begin MATERIAL PROVIDED

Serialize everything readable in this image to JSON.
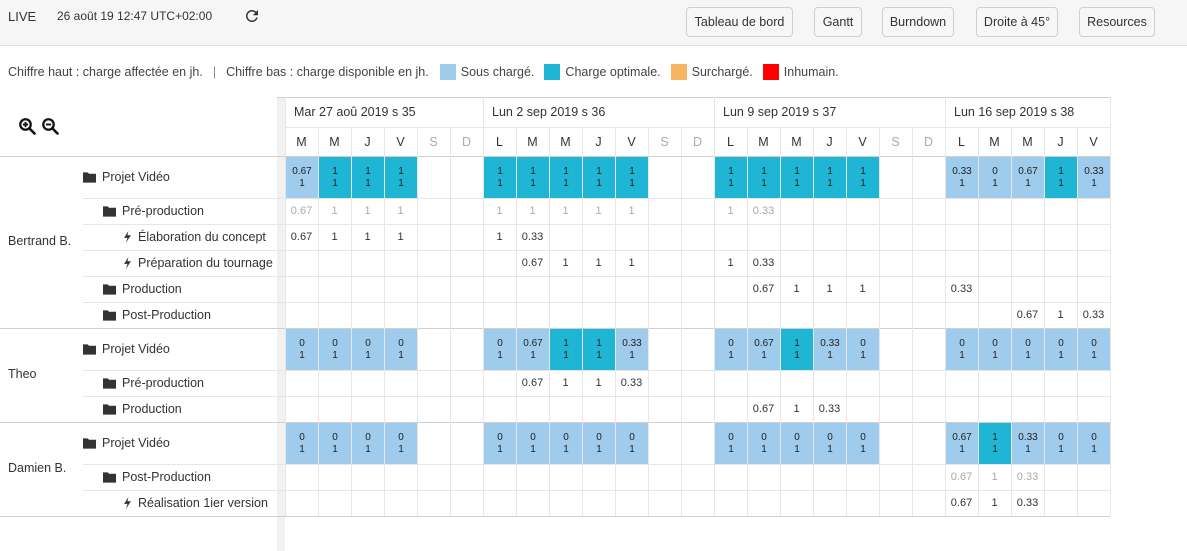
{
  "header": {
    "live_label": "LIVE",
    "datetime": "26 août 19  12:47 UTC+02:00",
    "buttons": [
      {
        "label": "Tableau de bord"
      },
      {
        "label": "Gantt"
      },
      {
        "label": "Burndown"
      },
      {
        "label": "Droite à 45°"
      },
      {
        "label": "Resources"
      }
    ]
  },
  "legend": {
    "top_text": "Chiffre haut : charge affectée en jh.",
    "separator": "|",
    "bottom_text": "Chiffre bas : charge disponible en jh.",
    "items": [
      {
        "label": "Sous chargé.",
        "color": "#9fcbec"
      },
      {
        "label": "Charge optimale.",
        "color": "#1fb6d6"
      },
      {
        "label": "Surchargé.",
        "color": "#f7b563"
      },
      {
        "label": "Inhumain.",
        "color": "#ff0000"
      }
    ]
  },
  "colors": {
    "sous": "#9fcbec",
    "opt": "#1fb6d6"
  },
  "weeks": [
    {
      "label": "Mar 27 aoû 2019 s 35",
      "days": [
        {
          "l": "M"
        },
        {
          "l": "M"
        },
        {
          "l": "J"
        },
        {
          "l": "V"
        },
        {
          "l": "S",
          "we": true
        },
        {
          "l": "D",
          "we": true
        }
      ]
    },
    {
      "label": "Lun 2 sep 2019 s 36",
      "days": [
        {
          "l": "L"
        },
        {
          "l": "M"
        },
        {
          "l": "M"
        },
        {
          "l": "J"
        },
        {
          "l": "V"
        },
        {
          "l": "S",
          "we": true
        },
        {
          "l": "D",
          "we": true
        }
      ]
    },
    {
      "label": "Lun 9 sep 2019 s 37",
      "days": [
        {
          "l": "L"
        },
        {
          "l": "M"
        },
        {
          "l": "M"
        },
        {
          "l": "J"
        },
        {
          "l": "V"
        },
        {
          "l": "S",
          "we": true
        },
        {
          "l": "D",
          "we": true
        }
      ]
    },
    {
      "label": "Lun 16 sep 2019 s 38",
      "days": [
        {
          "l": "L"
        },
        {
          "l": "M"
        },
        {
          "l": "M"
        },
        {
          "l": "J"
        },
        {
          "l": "V"
        }
      ]
    }
  ],
  "people": [
    {
      "name": "Bertrand B.",
      "rows": [
        {
          "label": "Projet Vidéo",
          "icon": "folder",
          "indent": 0,
          "type": "project",
          "cells": [
            [
              "0.67",
              "1",
              "sous"
            ],
            [
              "1",
              "1",
              "opt"
            ],
            [
              "1",
              "1",
              "opt"
            ],
            [
              "1",
              "1",
              "opt"
            ],
            null,
            null,
            [
              "1",
              "1",
              "opt"
            ],
            [
              "1",
              "1",
              "opt"
            ],
            [
              "1",
              "1",
              "opt"
            ],
            [
              "1",
              "1",
              "opt"
            ],
            [
              "1",
              "1",
              "opt"
            ],
            null,
            null,
            [
              "1",
              "1",
              "opt"
            ],
            [
              "1",
              "1",
              "opt"
            ],
            [
              "1",
              "1",
              "opt"
            ],
            [
              "1",
              "1",
              "opt"
            ],
            [
              "1",
              "1",
              "opt"
            ],
            null,
            null,
            [
              "0.33",
              "1",
              "sous"
            ],
            [
              "0",
              "1",
              "sous"
            ],
            [
              "0.67",
              "1",
              "sous"
            ],
            [
              "1",
              "1",
              "opt"
            ],
            [
              "0.33",
              "1",
              "sous"
            ]
          ]
        },
        {
          "label": "Pré-production",
          "icon": "folder",
          "indent": 1,
          "type": "sub",
          "grey": true,
          "vals": [
            "0.67",
            "1",
            "1",
            "1",
            "",
            "",
            "1",
            "1",
            "1",
            "1",
            "1",
            "",
            "",
            "1",
            "0.33",
            "",
            "",
            "",
            "",
            "",
            "",
            "",
            "",
            "",
            ""
          ]
        },
        {
          "label": "Élaboration du concept",
          "icon": "bolt",
          "indent": 2,
          "type": "sub",
          "vals": [
            "0.67",
            "1",
            "1",
            "1",
            "",
            "",
            "1",
            "0.33",
            "",
            "",
            "",
            "",
            "",
            "",
            "",
            "",
            "",
            "",
            "",
            "",
            "",
            "",
            "",
            "",
            ""
          ]
        },
        {
          "label": "Préparation du tournage",
          "icon": "bolt",
          "indent": 2,
          "type": "sub",
          "vals": [
            "",
            "",
            "",
            "",
            "",
            "",
            "",
            "0.67",
            "1",
            "1",
            "1",
            "",
            "",
            "1",
            "0.33",
            "",
            "",
            "",
            "",
            "",
            "",
            "",
            "",
            "",
            ""
          ]
        },
        {
          "label": "Production",
          "icon": "folder",
          "indent": 1,
          "type": "sub",
          "vals": [
            "",
            "",
            "",
            "",
            "",
            "",
            "",
            "",
            "",
            "",
            "",
            "",
            "",
            "",
            "0.67",
            "1",
            "1",
            "1",
            "",
            "",
            "0.33",
            "",
            "",
            "",
            ""
          ]
        },
        {
          "label": "Post-Production",
          "icon": "folder",
          "indent": 1,
          "type": "sub",
          "vals": [
            "",
            "",
            "",
            "",
            "",
            "",
            "",
            "",
            "",
            "",
            "",
            "",
            "",
            "",
            "",
            "",
            "",
            "",
            "",
            "",
            "",
            "",
            "0.67",
            "1",
            "0.33"
          ]
        }
      ]
    },
    {
      "name": "Theo",
      "rows": [
        {
          "label": "Projet Vidéo",
          "icon": "folder",
          "indent": 0,
          "type": "project",
          "cells": [
            [
              "0",
              "1",
              "sous"
            ],
            [
              "0",
              "1",
              "sous"
            ],
            [
              "0",
              "1",
              "sous"
            ],
            [
              "0",
              "1",
              "sous"
            ],
            null,
            null,
            [
              "0",
              "1",
              "sous"
            ],
            [
              "0.67",
              "1",
              "sous"
            ],
            [
              "1",
              "1",
              "opt"
            ],
            [
              "1",
              "1",
              "opt"
            ],
            [
              "0.33",
              "1",
              "sous"
            ],
            null,
            null,
            [
              "0",
              "1",
              "sous"
            ],
            [
              "0.67",
              "1",
              "sous"
            ],
            [
              "1",
              "1",
              "opt"
            ],
            [
              "0.33",
              "1",
              "sous"
            ],
            [
              "0",
              "1",
              "sous"
            ],
            null,
            null,
            [
              "0",
              "1",
              "sous"
            ],
            [
              "0",
              "1",
              "sous"
            ],
            [
              "0",
              "1",
              "sous"
            ],
            [
              "0",
              "1",
              "sous"
            ],
            [
              "0",
              "1",
              "sous"
            ]
          ]
        },
        {
          "label": "Pré-production",
          "icon": "folder",
          "indent": 1,
          "type": "sub",
          "vals": [
            "",
            "",
            "",
            "",
            "",
            "",
            "",
            "0.67",
            "1",
            "1",
            "0.33",
            "",
            "",
            "",
            "",
            "",
            "",
            "",
            "",
            "",
            "",
            "",
            "",
            "",
            ""
          ]
        },
        {
          "label": "Production",
          "icon": "folder",
          "indent": 1,
          "type": "sub",
          "vals": [
            "",
            "",
            "",
            "",
            "",
            "",
            "",
            "",
            "",
            "",
            "",
            "",
            "",
            "",
            "0.67",
            "1",
            "0.33",
            "",
            "",
            "",
            "",
            "",
            "",
            "",
            ""
          ]
        }
      ]
    },
    {
      "name": "Damien B.",
      "rows": [
        {
          "label": "Projet Vidéo",
          "icon": "folder",
          "indent": 0,
          "type": "project",
          "cells": [
            [
              "0",
              "1",
              "sous"
            ],
            [
              "0",
              "1",
              "sous"
            ],
            [
              "0",
              "1",
              "sous"
            ],
            [
              "0",
              "1",
              "sous"
            ],
            null,
            null,
            [
              "0",
              "1",
              "sous"
            ],
            [
              "0",
              "1",
              "sous"
            ],
            [
              "0",
              "1",
              "sous"
            ],
            [
              "0",
              "1",
              "sous"
            ],
            [
              "0",
              "1",
              "sous"
            ],
            null,
            null,
            [
              "0",
              "1",
              "sous"
            ],
            [
              "0",
              "1",
              "sous"
            ],
            [
              "0",
              "1",
              "sous"
            ],
            [
              "0",
              "1",
              "sous"
            ],
            [
              "0",
              "1",
              "sous"
            ],
            null,
            null,
            [
              "0.67",
              "1",
              "sous"
            ],
            [
              "1",
              "1",
              "opt"
            ],
            [
              "0.33",
              "1",
              "sous"
            ],
            [
              "0",
              "1",
              "sous"
            ],
            [
              "0",
              "1",
              "sous"
            ]
          ]
        },
        {
          "label": "Post-Production",
          "icon": "folder",
          "indent": 1,
          "type": "sub",
          "grey": true,
          "vals": [
            "",
            "",
            "",
            "",
            "",
            "",
            "",
            "",
            "",
            "",
            "",
            "",
            "",
            "",
            "",
            "",
            "",
            "",
            "",
            "",
            "0.67",
            "1",
            "0.33",
            "",
            ""
          ]
        },
        {
          "label": "Réalisation 1ier version",
          "icon": "bolt",
          "indent": 2,
          "type": "sub",
          "vals": [
            "",
            "",
            "",
            "",
            "",
            "",
            "",
            "",
            "",
            "",
            "",
            "",
            "",
            "",
            "",
            "",
            "",
            "",
            "",
            "",
            "0.67",
            "1",
            "0.33",
            "",
            ""
          ]
        }
      ]
    }
  ]
}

end MATERIAL PROVIDED

INSTRUCTIONS TO FOLLOW — Find all lines with "name" in them and copy each one.

RESPONSE FOR THIS EXERCISE —
      "name": "Bertrand B.",
      "name": "Theo",
      "name": "Damien B.",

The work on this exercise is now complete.